◆ Instructions for the task ◆
Output the lines that follow exactly as they are.

_____

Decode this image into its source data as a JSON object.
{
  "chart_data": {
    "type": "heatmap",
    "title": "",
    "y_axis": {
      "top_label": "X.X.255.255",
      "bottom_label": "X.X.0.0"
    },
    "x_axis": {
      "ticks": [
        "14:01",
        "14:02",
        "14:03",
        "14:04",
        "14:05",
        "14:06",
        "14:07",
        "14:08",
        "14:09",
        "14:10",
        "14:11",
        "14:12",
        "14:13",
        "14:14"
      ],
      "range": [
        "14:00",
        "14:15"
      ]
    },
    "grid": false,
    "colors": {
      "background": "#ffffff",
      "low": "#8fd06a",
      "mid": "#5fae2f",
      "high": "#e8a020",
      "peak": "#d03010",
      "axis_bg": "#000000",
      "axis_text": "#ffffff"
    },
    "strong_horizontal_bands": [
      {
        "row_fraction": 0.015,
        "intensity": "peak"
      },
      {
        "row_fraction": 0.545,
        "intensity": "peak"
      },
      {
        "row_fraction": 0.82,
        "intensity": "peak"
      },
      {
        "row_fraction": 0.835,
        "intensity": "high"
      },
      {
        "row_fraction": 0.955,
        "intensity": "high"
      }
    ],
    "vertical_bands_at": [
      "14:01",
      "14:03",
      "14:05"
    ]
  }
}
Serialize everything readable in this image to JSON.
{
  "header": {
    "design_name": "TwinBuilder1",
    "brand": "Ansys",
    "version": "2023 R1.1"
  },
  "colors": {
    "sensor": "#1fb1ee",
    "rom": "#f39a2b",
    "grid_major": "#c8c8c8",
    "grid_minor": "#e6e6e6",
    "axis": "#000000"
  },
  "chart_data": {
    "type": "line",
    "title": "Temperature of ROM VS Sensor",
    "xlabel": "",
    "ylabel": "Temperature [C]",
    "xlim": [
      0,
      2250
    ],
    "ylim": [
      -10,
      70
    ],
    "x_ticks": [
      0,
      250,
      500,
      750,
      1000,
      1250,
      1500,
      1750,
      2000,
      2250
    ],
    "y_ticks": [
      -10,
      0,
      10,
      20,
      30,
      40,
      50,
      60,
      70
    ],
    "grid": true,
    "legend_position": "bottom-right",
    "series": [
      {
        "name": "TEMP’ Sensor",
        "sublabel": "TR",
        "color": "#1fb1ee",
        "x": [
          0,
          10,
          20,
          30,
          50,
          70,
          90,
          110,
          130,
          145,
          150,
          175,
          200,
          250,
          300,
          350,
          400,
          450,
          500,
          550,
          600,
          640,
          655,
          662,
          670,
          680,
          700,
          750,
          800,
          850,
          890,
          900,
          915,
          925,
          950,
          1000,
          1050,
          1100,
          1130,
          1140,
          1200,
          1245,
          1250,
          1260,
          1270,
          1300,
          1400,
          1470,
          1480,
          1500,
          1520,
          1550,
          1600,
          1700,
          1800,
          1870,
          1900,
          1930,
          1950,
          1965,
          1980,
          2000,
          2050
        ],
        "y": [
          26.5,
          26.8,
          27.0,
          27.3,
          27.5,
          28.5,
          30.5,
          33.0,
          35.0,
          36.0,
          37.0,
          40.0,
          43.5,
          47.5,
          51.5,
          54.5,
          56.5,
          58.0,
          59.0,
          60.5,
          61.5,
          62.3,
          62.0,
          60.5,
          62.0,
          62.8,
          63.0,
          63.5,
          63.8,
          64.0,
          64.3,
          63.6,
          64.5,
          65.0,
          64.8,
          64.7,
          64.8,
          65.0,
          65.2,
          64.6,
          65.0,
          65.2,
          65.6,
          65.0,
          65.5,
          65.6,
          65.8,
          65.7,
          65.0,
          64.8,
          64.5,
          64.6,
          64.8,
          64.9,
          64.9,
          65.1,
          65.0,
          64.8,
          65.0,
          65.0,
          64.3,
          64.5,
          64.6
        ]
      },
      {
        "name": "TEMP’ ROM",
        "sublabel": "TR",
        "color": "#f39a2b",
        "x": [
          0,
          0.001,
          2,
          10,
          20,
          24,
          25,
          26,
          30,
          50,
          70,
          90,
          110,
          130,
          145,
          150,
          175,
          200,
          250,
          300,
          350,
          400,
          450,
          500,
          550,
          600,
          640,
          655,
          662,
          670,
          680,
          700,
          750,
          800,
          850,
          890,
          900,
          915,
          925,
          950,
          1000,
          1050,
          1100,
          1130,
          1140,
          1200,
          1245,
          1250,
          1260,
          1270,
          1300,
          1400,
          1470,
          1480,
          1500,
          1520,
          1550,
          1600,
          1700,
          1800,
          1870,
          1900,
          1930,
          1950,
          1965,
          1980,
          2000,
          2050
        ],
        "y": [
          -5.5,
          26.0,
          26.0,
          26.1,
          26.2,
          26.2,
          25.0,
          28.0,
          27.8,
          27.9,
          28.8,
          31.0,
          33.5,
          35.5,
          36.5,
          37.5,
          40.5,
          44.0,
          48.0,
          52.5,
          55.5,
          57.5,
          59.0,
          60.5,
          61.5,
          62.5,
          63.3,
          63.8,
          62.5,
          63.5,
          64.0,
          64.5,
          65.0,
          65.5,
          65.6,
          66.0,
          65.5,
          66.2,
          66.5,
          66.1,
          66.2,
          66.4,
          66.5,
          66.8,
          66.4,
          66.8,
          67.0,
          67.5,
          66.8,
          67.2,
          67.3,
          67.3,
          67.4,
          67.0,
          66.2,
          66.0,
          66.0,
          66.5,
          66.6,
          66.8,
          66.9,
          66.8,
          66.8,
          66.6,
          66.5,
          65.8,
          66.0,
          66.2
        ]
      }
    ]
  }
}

_____

◆ Solved exercise ◆
Decode this image into its source data as a JSON object.
{
  "chart_data": {
    "type": "heatmap",
    "title": "",
    "y_axis": {
      "top_label": "X.X.255.255",
      "bottom_label": "X.X.0.0"
    },
    "x_axis": {
      "ticks": [
        "14:01",
        "14:02",
        "14:03",
        "14:04",
        "14:05",
        "14:06",
        "14:07",
        "14:08",
        "14:09",
        "14:10",
        "14:11",
        "14:12",
        "14:13",
        "14:14"
      ],
      "range": [
        "14:00",
        "14:15"
      ]
    },
    "grid": false,
    "colors": {
      "background": "#ffffff",
      "low": "#8fd06a",
      "mid": "#5fae2f",
      "high": "#e8a020",
      "peak": "#d03010",
      "axis_bg": "#000000",
      "axis_text": "#ffffff"
    },
    "strong_horizontal_bands": [
      {
        "row_fraction": 0.015,
        "intensity": "peak"
      },
      {
        "row_fraction": 0.545,
        "intensity": "peak"
      },
      {
        "row_fraction": 0.82,
        "intensity": "peak"
      },
      {
        "row_fraction": 0.835,
        "intensity": "high"
      },
      {
        "row_fraction": 0.955,
        "intensity": "high"
      }
    ],
    "vertical_bands_at": [
      "14:01",
      "14:03",
      "14:05"
    ]
  }
}
Serialize everything readable in this image to JSON.
{
  "header": {
    "design_name": "TwinBuilder1",
    "brand": "Ansys",
    "version": "2023 R1.1"
  },
  "colors": {
    "sensor": "#1fb1ee",
    "rom": "#f39a2b",
    "grid_major": "#c8c8c8",
    "grid_minor": "#e6e6e6",
    "axis": "#000000"
  },
  "chart_data": {
    "type": "line",
    "title": "Temperature of ROM VS Sensor",
    "xlabel": "",
    "ylabel": "Temperature [C]",
    "xlim": [
      0,
      2250
    ],
    "ylim": [
      -10,
      70
    ],
    "x_ticks": [
      0,
      250,
      500,
      750,
      1000,
      1250,
      1500,
      1750,
      2000,
      2250
    ],
    "y_ticks": [
      -10,
      0,
      10,
      20,
      30,
      40,
      50,
      60,
      70
    ],
    "grid": true,
    "legend_position": "bottom-right",
    "series": [
      {
        "name": "TEMP’ Sensor",
        "sublabel": "TR",
        "color": "#1fb1ee",
        "x": [
          0,
          10,
          20,
          30,
          50,
          70,
          90,
          110,
          130,
          145,
          150,
          175,
          200,
          250,
          300,
          350,
          400,
          450,
          500,
          550,
          600,
          640,
          655,
          662,
          670,
          680,
          700,
          750,
          800,
          850,
          890,
          900,
          915,
          925,
          950,
          1000,
          1050,
          1100,
          1130,
          1140,
          1200,
          1245,
          1250,
          1260,
          1270,
          1300,
          1400,
          1470,
          1480,
          1500,
          1520,
          1550,
          1600,
          1700,
          1800,
          1870,
          1900,
          1930,
          1950,
          1965,
          1980,
          2000,
          2050
        ],
        "y": [
          26.5,
          26.8,
          27.0,
          27.3,
          27.5,
          28.5,
          30.5,
          33.0,
          35.0,
          36.0,
          37.0,
          40.0,
          43.5,
          47.5,
          51.5,
          54.5,
          56.5,
          58.0,
          59.0,
          60.5,
          61.5,
          62.3,
          62.0,
          60.5,
          62.0,
          62.8,
          63.0,
          63.5,
          63.8,
          64.0,
          64.3,
          63.6,
          64.5,
          65.0,
          64.8,
          64.7,
          64.8,
          65.0,
          65.2,
          64.6,
          65.0,
          65.2,
          65.6,
          65.0,
          65.5,
          65.6,
          65.8,
          65.7,
          65.0,
          64.8,
          64.5,
          64.6,
          64.8,
          64.9,
          64.9,
          65.1,
          65.0,
          64.8,
          65.0,
          65.0,
          64.3,
          64.5,
          64.6
        ]
      },
      {
        "name": "TEMP’ ROM",
        "sublabel": "TR",
        "color": "#f39a2b",
        "x": [
          0,
          0.001,
          2,
          10,
          20,
          24,
          25,
          26,
          30,
          50,
          70,
          90,
          110,
          130,
          145,
          150,
          175,
          200,
          250,
          300,
          350,
          400,
          450,
          500,
          550,
          600,
          640,
          655,
          662,
          670,
          680,
          700,
          750,
          800,
          850,
          890,
          900,
          915,
          925,
          950,
          1000,
          1050,
          1100,
          1130,
          1140,
          1200,
          1245,
          1250,
          1260,
          1270,
          1300,
          1400,
          1470,
          1480,
          1500,
          1520,
          1550,
          1600,
          1700,
          1800,
          1870,
          1900,
          1930,
          1950,
          1965,
          1980,
          2000,
          2050
        ],
        "y": [
          -5.5,
          26.0,
          26.0,
          26.1,
          26.2,
          26.2,
          25.0,
          28.0,
          27.8,
          27.9,
          28.8,
          31.0,
          33.5,
          35.5,
          36.5,
          37.5,
          40.5,
          44.0,
          48.0,
          52.5,
          55.5,
          57.5,
          59.0,
          60.5,
          61.5,
          62.5,
          63.3,
          63.8,
          62.5,
          63.5,
          64.0,
          64.5,
          65.0,
          65.5,
          65.6,
          66.0,
          65.5,
          66.2,
          66.5,
          66.1,
          66.2,
          66.4,
          66.5,
          66.8,
          66.4,
          66.8,
          67.0,
          67.5,
          66.8,
          67.2,
          67.3,
          67.3,
          67.4,
          67.0,
          66.2,
          66.0,
          66.0,
          66.5,
          66.6,
          66.8,
          66.9,
          66.8,
          66.8,
          66.6,
          66.5,
          65.8,
          66.0,
          66.2
        ]
      }
    ]
  }
}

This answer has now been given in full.